### Given instruction
Locate all lines with the word "Tools". Copy them.

Dataset rows

-- -- --

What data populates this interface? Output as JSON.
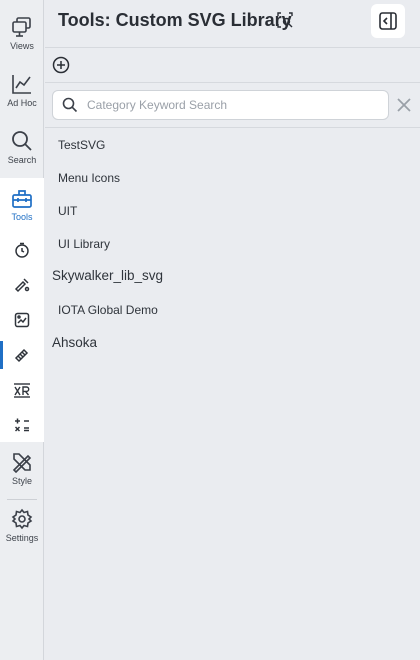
{
  "nav": {
    "views_label": "Views",
    "adhoc_label": "Ad Hoc",
    "search_label": "Search",
    "tools_label": "Tools",
    "style_label": "Style",
    "settings_label": "Settings",
    "tool_items": [
      "timer-icon",
      "paint-icon",
      "image-edit-icon",
      "svg-library-icon",
      "xr-icon",
      "calculator-icon"
    ],
    "active_tool": "svg-library-icon",
    "accent": "#1f6fc5"
  },
  "header": {
    "title": "Tools: Custom SVG Library"
  },
  "search": {
    "placeholder": "Category Keyword Search",
    "value": ""
  },
  "categories": [
    {
      "label": "TestSVG",
      "level": "child"
    },
    {
      "label": "Menu Icons",
      "level": "child"
    },
    {
      "label": "UIT",
      "level": "child"
    },
    {
      "label": "UI Library",
      "level": "child"
    },
    {
      "label": "Skywalker_lib_svg",
      "level": "root"
    },
    {
      "label": "IOTA Global Demo",
      "level": "child"
    },
    {
      "label": "Ahsoka",
      "level": "root"
    }
  ]
}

-- -- --

### Result for this exercise
    "tools_label": "Tools",
    "title": "Tools: Custom SVG Library"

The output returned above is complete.